Text shown ::

/---

Broome is possibly one of the pus capitals of the world. We have pus in all shades, colours and odours. High rates of Staph. and strept disease combined with a humid, hot environment where nobody ever wears shoes (no matter how bad their diabetes) means that we see a lot of skin infections.
Most of us think we are good at picking the cellulitis from and abscess – or on a more practical level – whom we attack with a scalpel and who we just poison with antibiotics! But are we really good at it – clinically picking cellulitis from a drainable collection?
The boys from Emergency Ultrasound Podcast recently did a podcast on quinsy – and buried in there was a reference to a nice observational study that looked at ED docs, their guess as to wether the cellulitis was really an abscess, then an US in the ED, and numbers on how often they changed their management asa result. The study was by Tayal et al, in Acad. Emergency Med 2008. Basically it showed that they were wrong a lot: about half of the “cellulitis” patients had a drainable collection on US – and management was surgical. And nearly 3/4 of the ones they thought were abscesses were managed by either antibiotics or ‘further investigation’ – that is: they ended up cutting a lot less people unecessarily.
For me this confirmed my suspicions – my in-my-mind-casey-series, I have found that I cut a lot less since I started running the probe over the area and looking beneath the skin. It takes about a minute to do, and saves a lot of time and pain in the ED.
So – I scan more and cut less – everybody wins!
Now, if you do find an abscess and decide to drain it – how should you do it and should you pack it with gauze etc?
I found these gems of knowledge as I was researching this topic and thought I should share. Packing the abscess cavity has always been taught as a way to keep the cavity open to allow drainage and prevent recurrence / recollection of the pus. Sounds goo in theory – but it might just be one of those medical memes that don’t really stand up to the light of closer study. Ashley Shreeves from the NNT did a review on this and found a few studies that compared packing vs. no-packing techniques and ‘open’ vs ‘Closed’ surgical approaches. Basically the techniques resulted in no difference in outcomes and the packing was significantly more painful than not packing – so from a patient’s POV it would seem an unnecessary thing to do!

\---

Data listing ::
/---

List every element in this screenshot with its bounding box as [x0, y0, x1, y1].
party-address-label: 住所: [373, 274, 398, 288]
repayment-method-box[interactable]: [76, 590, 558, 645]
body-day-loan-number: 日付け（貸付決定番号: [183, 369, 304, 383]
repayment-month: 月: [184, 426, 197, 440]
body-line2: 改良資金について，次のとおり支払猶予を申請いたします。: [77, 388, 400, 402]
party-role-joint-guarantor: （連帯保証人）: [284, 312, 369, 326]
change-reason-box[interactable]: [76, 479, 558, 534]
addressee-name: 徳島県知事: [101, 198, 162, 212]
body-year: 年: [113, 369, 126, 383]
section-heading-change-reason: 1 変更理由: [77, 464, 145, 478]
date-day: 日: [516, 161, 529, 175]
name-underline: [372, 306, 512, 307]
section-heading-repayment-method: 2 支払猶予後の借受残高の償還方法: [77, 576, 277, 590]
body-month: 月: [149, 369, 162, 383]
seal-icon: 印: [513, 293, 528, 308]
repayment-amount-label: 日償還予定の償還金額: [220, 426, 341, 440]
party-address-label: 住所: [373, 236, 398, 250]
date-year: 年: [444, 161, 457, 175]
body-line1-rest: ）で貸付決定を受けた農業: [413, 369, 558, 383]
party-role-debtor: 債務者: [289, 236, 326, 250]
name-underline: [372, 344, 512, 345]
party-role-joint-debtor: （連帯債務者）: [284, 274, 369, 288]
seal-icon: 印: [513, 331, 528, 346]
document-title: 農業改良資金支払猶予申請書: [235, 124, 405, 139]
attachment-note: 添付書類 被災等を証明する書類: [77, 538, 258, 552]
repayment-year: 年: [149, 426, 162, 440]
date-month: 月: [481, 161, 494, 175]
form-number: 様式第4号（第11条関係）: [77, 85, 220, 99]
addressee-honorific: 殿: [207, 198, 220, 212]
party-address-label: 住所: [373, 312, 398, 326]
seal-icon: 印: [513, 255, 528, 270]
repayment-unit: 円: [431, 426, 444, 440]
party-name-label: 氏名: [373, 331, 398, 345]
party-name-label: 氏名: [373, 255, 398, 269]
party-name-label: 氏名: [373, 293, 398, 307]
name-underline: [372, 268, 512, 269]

\---

Task goal :: In the post on skin abscesses above, what did the NNT review find when packing was compared with not packing?

Solution below :: There was no difference in outcomes, and packing was significantly more painful than not packing.